* Work instructions *
Every entry should be repeated exactly. Omit the pictures.

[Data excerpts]
▶

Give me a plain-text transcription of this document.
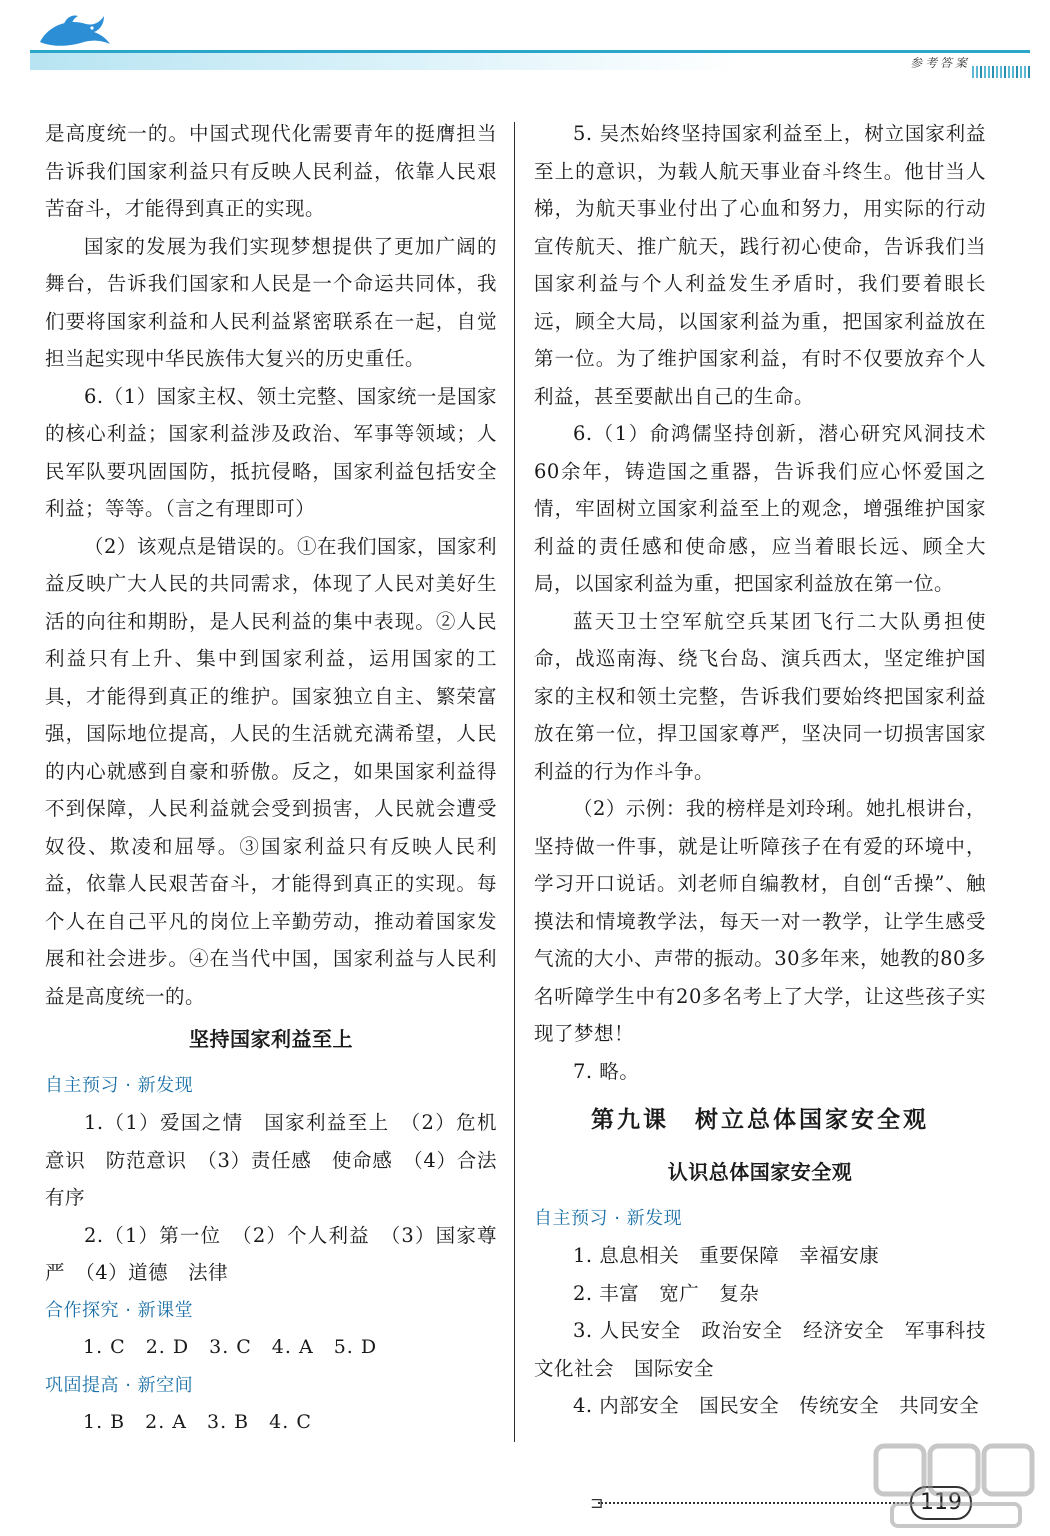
参考答案

是高度统一的。中国式现代化需要青年的挺膺担当告诉我们国家利益只有反映人民利益，依靠人民艰苦奋斗，才能得到真正的实现。

国家的发展为我们实现梦想提供了更加广阔的舞台，告诉我们国家和人民是一个命运共同体，我们要将国家利益和人民利益紧密联系在一起，自觉担当起实现中华民族伟大复兴的历史重任。

6.（1）国家主权、领土完整、国家统一是国家的核心利益；国家利益涉及政治、军事等领域；人民军队要巩固国防，抵抗侵略，国家利益包括安全利益；等等。（言之有理即可）

（2）该观点是错误的。①在我们国家，国家利益反映广大人民的共同需求，体现了人民对美好生活的向往和期盼，是人民利益的集中表现。②人民利益只有上升、集中到国家利益，运用国家的工具，才能得到真正的维护。国家独立自主、繁荣富强，国际地位提高，人民的生活就充满希望，人民的内心就感到自豪和骄傲。反之，如果国家利益得不到保障，人民利益就会受到损害，人民就会遭受奴役、欺凌和屈辱。③国家利益只有反映人民利益，依靠人民艰苦奋斗，才能得到真正的实现。每个人在自己平凡的岗位上辛勤劳动，推动着国家发展和社会进步。④在当代中国，国家利益与人民利益是高度统一的。

坚持国家利益至上

自主预习 · 新发现

1.（1）爱国之情　国家利益至上　（2）危机意识　防范意识　（3）责任感　使命感　（4）合法有序

2.（1）第一位　（2）个人利益　（3）国家尊严　（4）道德　法律

合作探究 · 新课堂

1. C　2. D　3. C　4. A　5. D

巩固提高 · 新空间

1. B　2. A　3. B　4. C

5. 吴杰始终坚持国家利益至上，树立国家利益至上的意识，为载人航天事业奋斗终生。他甘当人梯，为航天事业付出了心血和努力，用实际的行动宣传航天、推广航天，践行初心使命，告诉我们当国家利益与个人利益发生矛盾时，我们要着眼长远，顾全大局，以国家利益为重，把国家利益放在第一位。为了维护国家利益，有时不仅要放弃个人利益，甚至要献出自己的生命。

6.（1）俞鸿儒坚持创新，潜心研究风洞技术60余年，铸造国之重器，告诉我们应心怀爱国之情，牢固树立国家利益至上的观念，增强维护国家利益的责任感和使命感，应当着眼长远、顾全大局，以国家利益为重，把国家利益放在第一位。

蓝天卫士空军航空兵某团飞行二大队勇担使命，战巡南海、绕飞台岛、演兵西太，坚定维护国家的主权和领土完整，告诉我们要始终把国家利益放在第一位，捍卫国家尊严，坚决同一切损害国家利益的行为作斗争。

（2）示例：我的榜样是刘玲琍。她扎根讲台，坚持做一件事，就是让听障孩子在有爱的环境中，学习开口说话。刘老师自编教材，自创“舌操”、触摸法和情境教学法，每天一对一教学，让学生感受气流的大小、声带的振动。30多年来，她教的80多名听障学生中有20多名考上了大学，让这些孩子实现了梦想！

7. 略。

第九课　树立总体国家安全观

认识总体国家安全观

自主预习 · 新发现

1. 息息相关　重要保障　幸福安康

2. 丰富　宽广　复杂

3. 人民安全　政治安全　经济安全　军事科技文化社会　国际安全

4. 内部安全　国民安全　传统安全　共同安全

⊐	119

◀

* Reply *
Give me a plain-text transcription of this document.
参考答案

是高度统一的。中国式现代化需要青年的挺膺担当告诉我们国家利益只有反映人民利益，依靠人民艰苦奋斗，才能得到真正的实现。

国家的发展为我们实现梦想提供了更加广阔的舞台，告诉我们国家和人民是一个命运共同体，我们要将国家利益和人民利益紧密联系在一起，自觉担当起实现中华民族伟大复兴的历史重任。

6.（1）国家主权、领土完整、国家统一是国家的核心利益；国家利益涉及政治、军事等领域；人民军队要巩固国防，抵抗侵略，国家利益包括安全利益；等等。（言之有理即可）

（2）该观点是错误的。①在我们国家，国家利益反映广大人民的共同需求，体现了人民对美好生活的向往和期盼，是人民利益的集中表现。②人民利益只有上升、集中到国家利益，运用国家的工具，才能得到真正的维护。国家独立自主、繁荣富强，国际地位提高，人民的生活就充满希望，人民的内心就感到自豪和骄傲。反之，如果国家利益得不到保障，人民利益就会受到损害，人民就会遭受奴役、欺凌和屈辱。③国家利益只有反映人民利益，依靠人民艰苦奋斗，才能得到真正的实现。每个人在自己平凡的岗位上辛勤劳动，推动着国家发展和社会进步。④在当代中国，国家利益与人民利益是高度统一的。

坚持国家利益至上

自主预习 · 新发现

1.（1）爱国之情　国家利益至上　（2）危机意识　防范意识　（3）责任感　使命感　（4）合法有序

2.（1）第一位　（2）个人利益　（3）国家尊严　（4）道德　法律

合作探究 · 新课堂

1. C　2. D　3. C　4. A　5. D

巩固提高 · 新空间

1. B　2. A　3. B　4. C

5. 吴杰始终坚持国家利益至上，树立国家利益至上的意识，为载人航天事业奋斗终生。他甘当人梯，为航天事业付出了心血和努力，用实际的行动宣传航天、推广航天，践行初心使命，告诉我们当国家利益与个人利益发生矛盾时，我们要着眼长远，顾全大局，以国家利益为重，把国家利益放在第一位。为了维护国家利益，有时不仅要放弃个人利益，甚至要献出自己的生命。

6.（1）俞鸿儒坚持创新，潜心研究风洞技术60余年，铸造国之重器，告诉我们应心怀爱国之情，牢固树立国家利益至上的观念，增强维护国家利益的责任感和使命感，应当着眼长远、顾全大局，以国家利益为重，把国家利益放在第一位。

蓝天卫士空军航空兵某团飞行二大队勇担使命，战巡南海、绕飞台岛、演兵西太，坚定维护国家的主权和领土完整，告诉我们要始终把国家利益放在第一位，捍卫国家尊严，坚决同一切损害国家利益的行为作斗争。

（2）示例：我的榜样是刘玲琍。她扎根讲台，坚持做一件事，就是让听障孩子在有爱的环境中，学习开口说话。刘老师自编教材，自创“舌操”、触摸法和情境教学法，每天一对一教学，让学生感受气流的大小、声带的振动。30多年来，她教的80多名听障学生中有20多名考上了大学，让这些孩子实现了梦想！

7. 略。

第九课　树立总体国家安全观

认识总体国家安全观

自主预习 · 新发现

1. 息息相关　重要保障　幸福安康

2. 丰富　宽广　复杂

3. 人民安全　政治安全　经济安全　军事科技文化社会　国际安全

4. 内部安全　国民安全　传统安全　共同安全

⊐	119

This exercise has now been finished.